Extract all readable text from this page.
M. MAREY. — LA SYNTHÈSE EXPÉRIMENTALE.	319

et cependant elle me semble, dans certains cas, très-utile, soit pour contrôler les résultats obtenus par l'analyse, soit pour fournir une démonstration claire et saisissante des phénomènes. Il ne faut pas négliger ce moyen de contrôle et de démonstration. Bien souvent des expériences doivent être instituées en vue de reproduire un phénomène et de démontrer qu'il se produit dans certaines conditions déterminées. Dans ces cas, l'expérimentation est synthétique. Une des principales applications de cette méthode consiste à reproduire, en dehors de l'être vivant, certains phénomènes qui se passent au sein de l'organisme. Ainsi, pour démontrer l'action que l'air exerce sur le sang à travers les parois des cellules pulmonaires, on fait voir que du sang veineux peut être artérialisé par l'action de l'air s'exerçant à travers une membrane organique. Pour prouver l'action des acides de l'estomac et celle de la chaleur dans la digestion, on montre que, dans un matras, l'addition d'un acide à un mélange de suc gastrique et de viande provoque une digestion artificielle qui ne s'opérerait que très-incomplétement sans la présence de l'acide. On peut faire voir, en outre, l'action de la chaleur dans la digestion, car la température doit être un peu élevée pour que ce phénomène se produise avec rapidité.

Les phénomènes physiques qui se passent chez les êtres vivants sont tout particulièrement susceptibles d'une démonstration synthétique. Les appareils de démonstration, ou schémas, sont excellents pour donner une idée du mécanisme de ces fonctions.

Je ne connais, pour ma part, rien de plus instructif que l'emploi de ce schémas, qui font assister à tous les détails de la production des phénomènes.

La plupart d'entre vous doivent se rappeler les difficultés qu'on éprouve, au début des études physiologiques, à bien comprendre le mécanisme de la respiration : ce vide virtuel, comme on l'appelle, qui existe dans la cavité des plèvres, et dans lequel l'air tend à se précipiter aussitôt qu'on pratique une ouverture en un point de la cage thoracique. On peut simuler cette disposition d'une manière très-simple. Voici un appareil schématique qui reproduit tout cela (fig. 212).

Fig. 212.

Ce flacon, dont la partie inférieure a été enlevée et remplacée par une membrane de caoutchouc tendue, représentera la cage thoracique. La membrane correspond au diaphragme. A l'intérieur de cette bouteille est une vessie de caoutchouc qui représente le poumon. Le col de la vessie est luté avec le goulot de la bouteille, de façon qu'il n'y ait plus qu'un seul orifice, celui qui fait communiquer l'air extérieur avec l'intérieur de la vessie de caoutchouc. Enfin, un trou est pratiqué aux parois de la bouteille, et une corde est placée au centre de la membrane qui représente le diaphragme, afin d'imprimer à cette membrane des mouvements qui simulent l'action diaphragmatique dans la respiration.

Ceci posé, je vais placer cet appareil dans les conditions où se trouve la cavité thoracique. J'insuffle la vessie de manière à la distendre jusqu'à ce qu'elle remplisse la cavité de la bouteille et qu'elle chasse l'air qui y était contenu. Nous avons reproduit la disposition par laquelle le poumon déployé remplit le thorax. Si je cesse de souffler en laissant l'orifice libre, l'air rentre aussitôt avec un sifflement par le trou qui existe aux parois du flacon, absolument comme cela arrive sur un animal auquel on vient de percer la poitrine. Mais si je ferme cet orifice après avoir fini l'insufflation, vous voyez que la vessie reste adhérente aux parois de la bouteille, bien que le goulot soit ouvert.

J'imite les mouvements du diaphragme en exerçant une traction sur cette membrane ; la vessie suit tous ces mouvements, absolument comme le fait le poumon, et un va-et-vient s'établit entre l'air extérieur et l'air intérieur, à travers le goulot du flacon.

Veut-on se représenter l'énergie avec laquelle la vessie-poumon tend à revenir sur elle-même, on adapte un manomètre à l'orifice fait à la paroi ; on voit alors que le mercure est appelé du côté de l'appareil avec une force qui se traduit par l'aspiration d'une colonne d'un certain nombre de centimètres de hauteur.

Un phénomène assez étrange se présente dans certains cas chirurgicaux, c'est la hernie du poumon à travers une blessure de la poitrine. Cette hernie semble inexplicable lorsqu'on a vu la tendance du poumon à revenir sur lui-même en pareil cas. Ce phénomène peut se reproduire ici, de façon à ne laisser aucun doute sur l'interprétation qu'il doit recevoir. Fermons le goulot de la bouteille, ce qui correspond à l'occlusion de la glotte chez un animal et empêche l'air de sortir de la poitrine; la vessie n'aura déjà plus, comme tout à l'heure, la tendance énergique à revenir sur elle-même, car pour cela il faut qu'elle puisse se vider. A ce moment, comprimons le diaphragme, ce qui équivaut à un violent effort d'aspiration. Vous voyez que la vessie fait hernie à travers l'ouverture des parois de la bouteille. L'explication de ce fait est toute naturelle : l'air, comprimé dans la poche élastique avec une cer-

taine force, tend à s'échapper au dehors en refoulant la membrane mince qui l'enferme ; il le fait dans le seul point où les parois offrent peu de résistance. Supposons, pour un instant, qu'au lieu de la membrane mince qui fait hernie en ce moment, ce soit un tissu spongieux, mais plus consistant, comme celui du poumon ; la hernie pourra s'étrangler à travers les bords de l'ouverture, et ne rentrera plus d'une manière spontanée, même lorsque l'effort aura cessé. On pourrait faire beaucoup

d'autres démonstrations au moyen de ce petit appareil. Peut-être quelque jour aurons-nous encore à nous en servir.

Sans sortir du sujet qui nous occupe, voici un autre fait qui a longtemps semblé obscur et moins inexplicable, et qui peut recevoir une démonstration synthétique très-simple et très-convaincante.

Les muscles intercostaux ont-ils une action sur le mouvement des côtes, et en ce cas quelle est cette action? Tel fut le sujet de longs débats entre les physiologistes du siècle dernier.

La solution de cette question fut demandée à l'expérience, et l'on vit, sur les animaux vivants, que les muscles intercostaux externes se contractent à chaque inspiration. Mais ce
★ ★ ★ ★
Task brief: List all lines from the entries that include the word "point".

Exercise answer:
La plupart d'entre vous doivent se rappeler les difficultés qu'on éprouve, au début des études physiologiques, à bien comprendre le mécanisme de la respiration : ce vide virtuel, comme on l'appelle, qui existe dans la cavité des plèvres, et dans lequel l'air tend à se précipiter aussitôt qu'on pratique une ouverture en un point de la cage thoracique. On peut simuler cette disposition d'une manière très-simple. Voici un appareil schématique qui reproduit tout cela (fig. 212).
taine force, tend à s'échapper au dehors en refoulant la membrane mince qui l'enferme ; il le fait dans le seul point où les parois offrent peu de résistance. Supposons, pour un instant, qu'au lieu de la membrane mince qui fait hernie en ce moment, ce soit un tissu spongieux, mais plus consistant, comme celui du poumon ; la hernie pourra s'étrangler à travers les bords de l'ouverture, et ne rentrera plus d'une manière spontanée, même lorsque l'effort aura cessé. On pourrait faire beaucoup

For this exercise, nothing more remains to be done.